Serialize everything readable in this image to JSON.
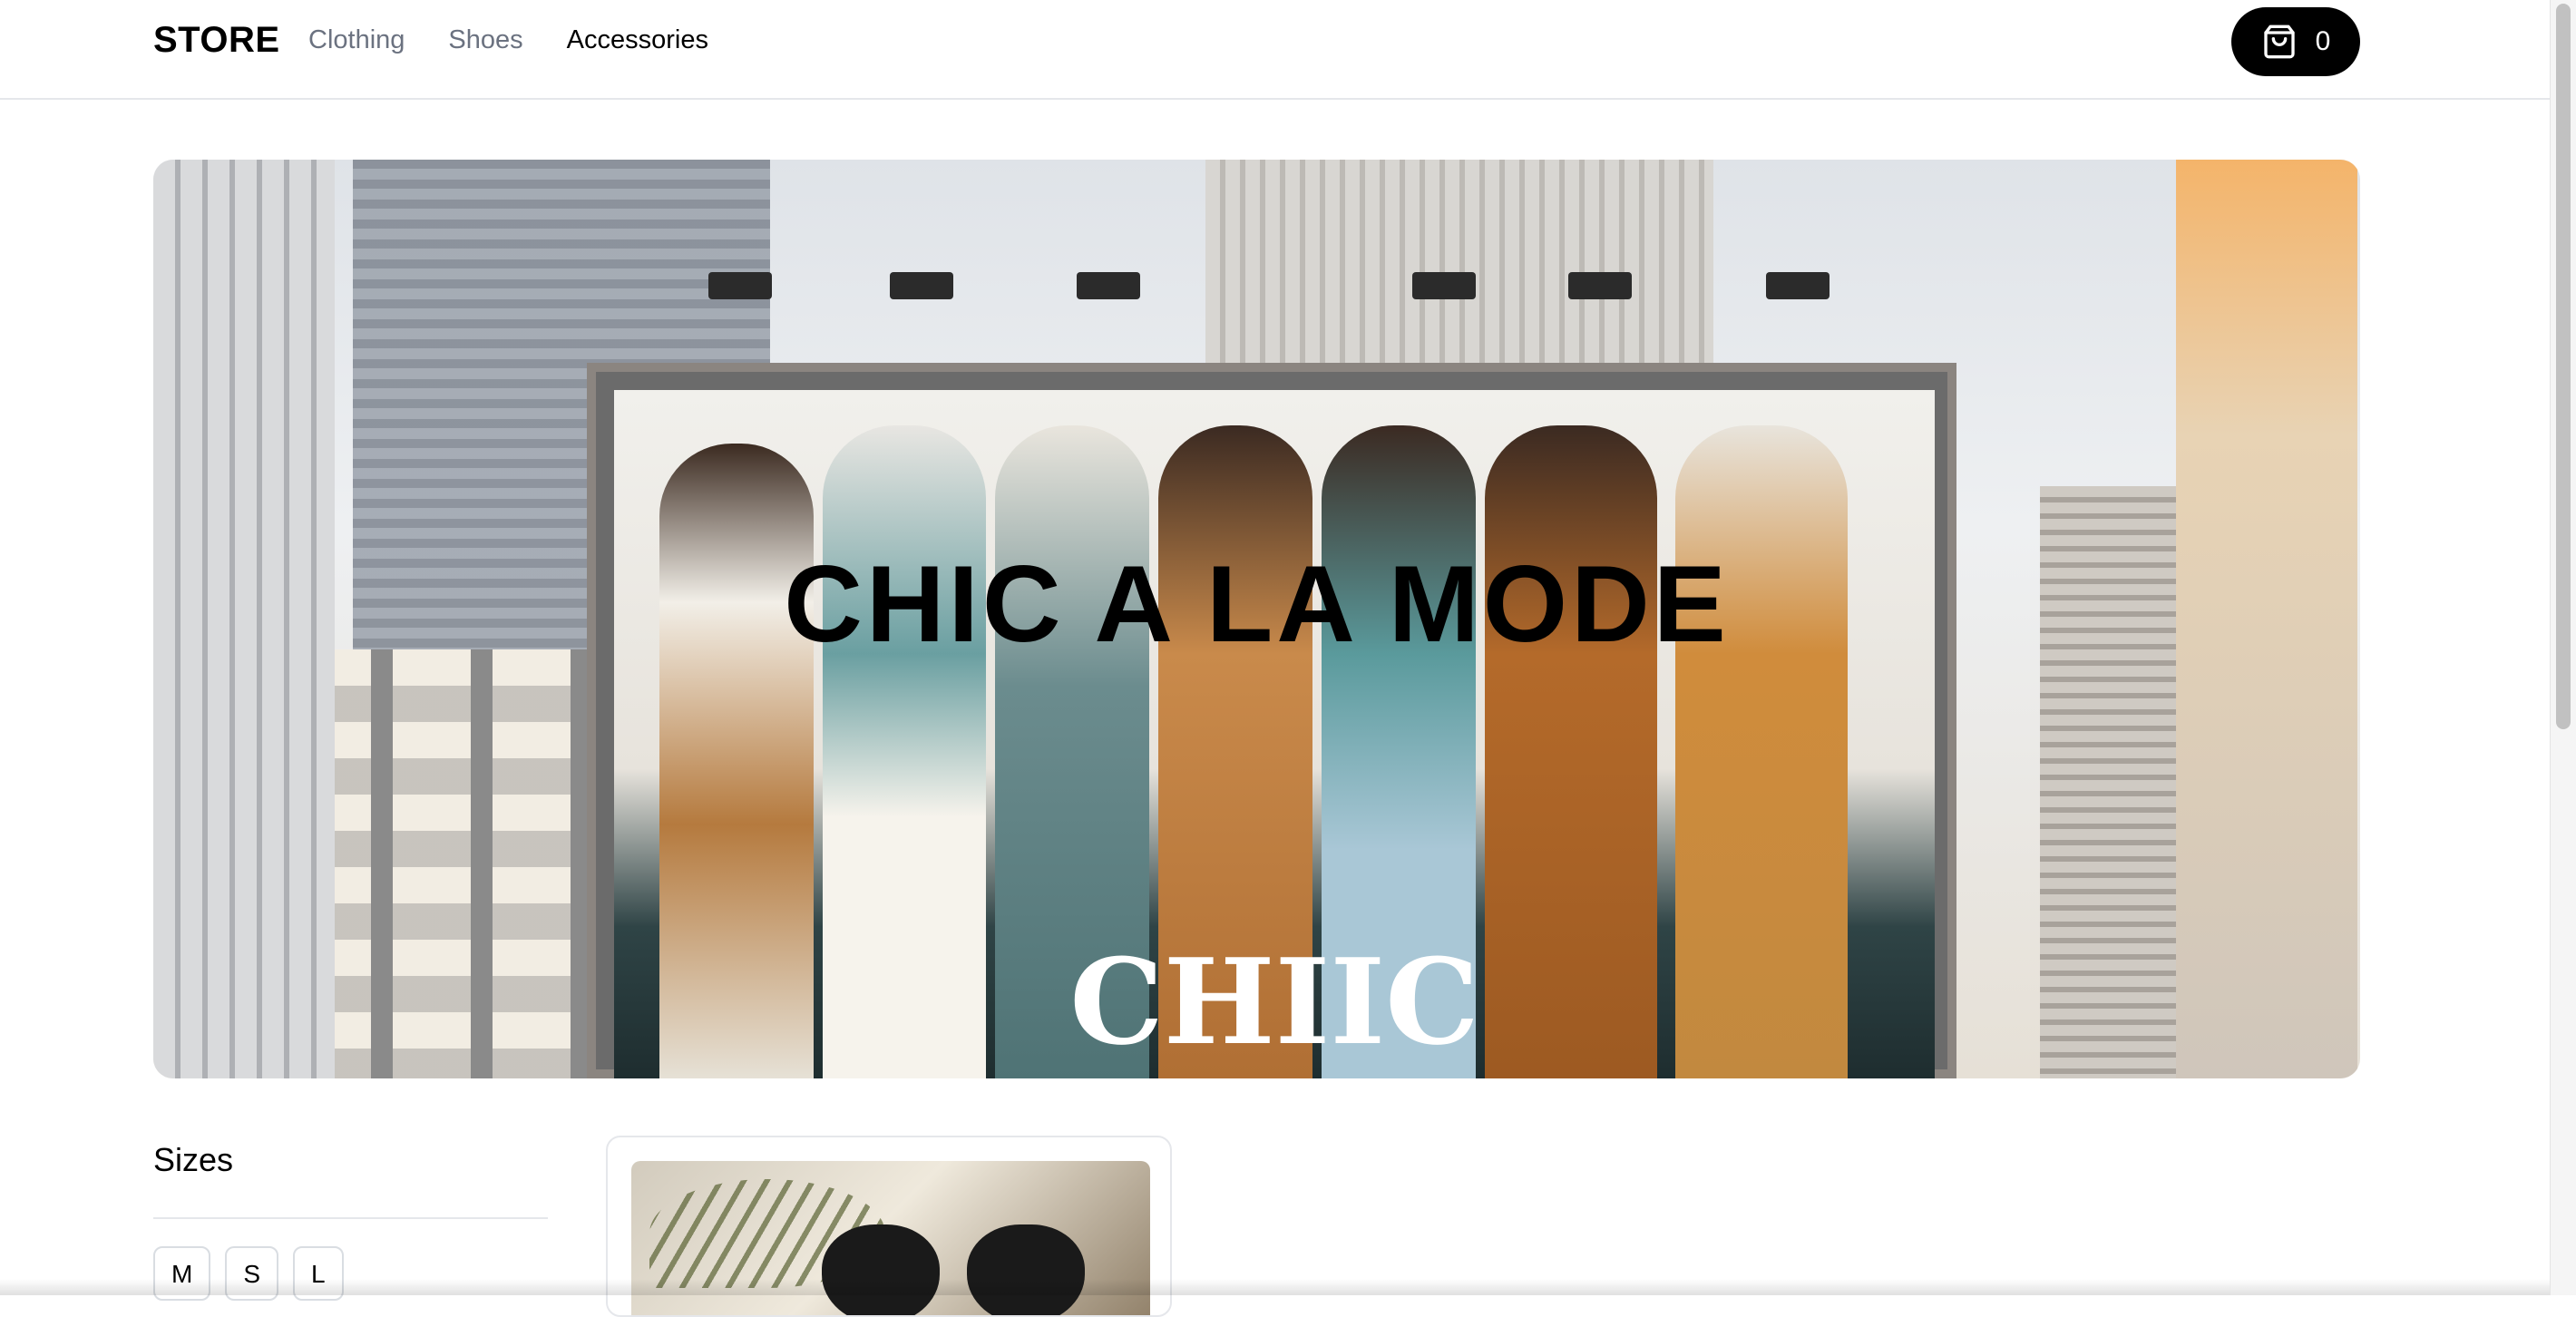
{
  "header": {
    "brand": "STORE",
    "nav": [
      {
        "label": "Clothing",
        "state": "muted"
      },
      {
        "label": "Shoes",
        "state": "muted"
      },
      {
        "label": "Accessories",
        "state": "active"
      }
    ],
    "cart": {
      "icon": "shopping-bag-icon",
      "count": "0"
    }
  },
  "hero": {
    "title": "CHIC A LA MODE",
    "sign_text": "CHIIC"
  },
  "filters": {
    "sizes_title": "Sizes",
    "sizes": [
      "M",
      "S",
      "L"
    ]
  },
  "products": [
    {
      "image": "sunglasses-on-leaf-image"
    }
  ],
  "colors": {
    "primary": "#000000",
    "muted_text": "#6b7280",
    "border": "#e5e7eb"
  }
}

▸ Set exercise: Keep the pictures out of your copy, and repeat every entry above exactly.

▸ Complete response:
Serialize everything readable in this image to JSON.
{
  "header": {
    "brand": "STORE",
    "nav": [
      {
        "label": "Clothing",
        "state": "muted"
      },
      {
        "label": "Shoes",
        "state": "muted"
      },
      {
        "label": "Accessories",
        "state": "active"
      }
    ],
    "cart": {
      "icon": "shopping-bag-icon",
      "count": "0"
    }
  },
  "hero": {
    "title": "CHIC A LA MODE",
    "sign_text": "CHIIC"
  },
  "filters": {
    "sizes_title": "Sizes",
    "sizes": [
      "M",
      "S",
      "L"
    ]
  },
  "products": [
    {
      "image": "sunglasses-on-leaf-image"
    }
  ],
  "colors": {
    "primary": "#000000",
    "muted_text": "#6b7280",
    "border": "#e5e7eb"
  }
}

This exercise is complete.